*WHAT THE TASK REQUIRES:* Retype the listing that follows, exactly as written.

::::

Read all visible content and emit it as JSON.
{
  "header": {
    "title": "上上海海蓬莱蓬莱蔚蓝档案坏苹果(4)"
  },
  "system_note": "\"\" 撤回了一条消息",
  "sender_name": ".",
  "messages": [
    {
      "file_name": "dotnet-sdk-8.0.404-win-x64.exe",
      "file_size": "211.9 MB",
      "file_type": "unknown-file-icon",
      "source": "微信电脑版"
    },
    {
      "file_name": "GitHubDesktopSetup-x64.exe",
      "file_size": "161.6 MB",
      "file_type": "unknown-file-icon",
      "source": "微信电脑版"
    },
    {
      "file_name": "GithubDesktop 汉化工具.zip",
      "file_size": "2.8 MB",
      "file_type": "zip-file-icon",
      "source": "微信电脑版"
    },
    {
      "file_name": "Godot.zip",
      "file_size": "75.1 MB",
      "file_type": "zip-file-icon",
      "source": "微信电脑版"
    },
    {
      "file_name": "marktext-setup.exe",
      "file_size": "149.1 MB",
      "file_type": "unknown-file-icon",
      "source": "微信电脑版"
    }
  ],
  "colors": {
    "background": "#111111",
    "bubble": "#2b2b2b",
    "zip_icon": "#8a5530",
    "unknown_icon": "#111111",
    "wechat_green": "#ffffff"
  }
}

::::

*TASK ANSWER:*
Read all visible content and emit it as JSON.
{
  "header": {
    "title": "上上海海蓬莱蓬莱蔚蓝档案坏苹果(4)"
  },
  "system_note": "\"\" 撤回了一条消息",
  "sender_name": ".",
  "messages": [
    {
      "file_name": "dotnet-sdk-8.0.404-win-x64.exe",
      "file_size": "211.9 MB",
      "file_type": "unknown-file-icon",
      "source": "微信电脑版"
    },
    {
      "file_name": "GitHubDesktopSetup-x64.exe",
      "file_size": "161.6 MB",
      "file_type": "unknown-file-icon",
      "source": "微信电脑版"
    },
    {
      "file_name": "GithubDesktop 汉化工具.zip",
      "file_size": "2.8 MB",
      "file_type": "zip-file-icon",
      "source": "微信电脑版"
    },
    {
      "file_name": "Godot.zip",
      "file_size": "75.1 MB",
      "file_type": "zip-file-icon",
      "source": "微信电脑版"
    },
    {
      "file_name": "marktext-setup.exe",
      "file_size": "149.1 MB",
      "file_type": "unknown-file-icon",
      "source": "微信电脑版"
    }
  ],
  "colors": {
    "background": "#111111",
    "bubble": "#2b2b2b",
    "zip_icon": "#8a5530",
    "unknown_icon": "#111111",
    "wechat_green": "#ffffff"
  }
}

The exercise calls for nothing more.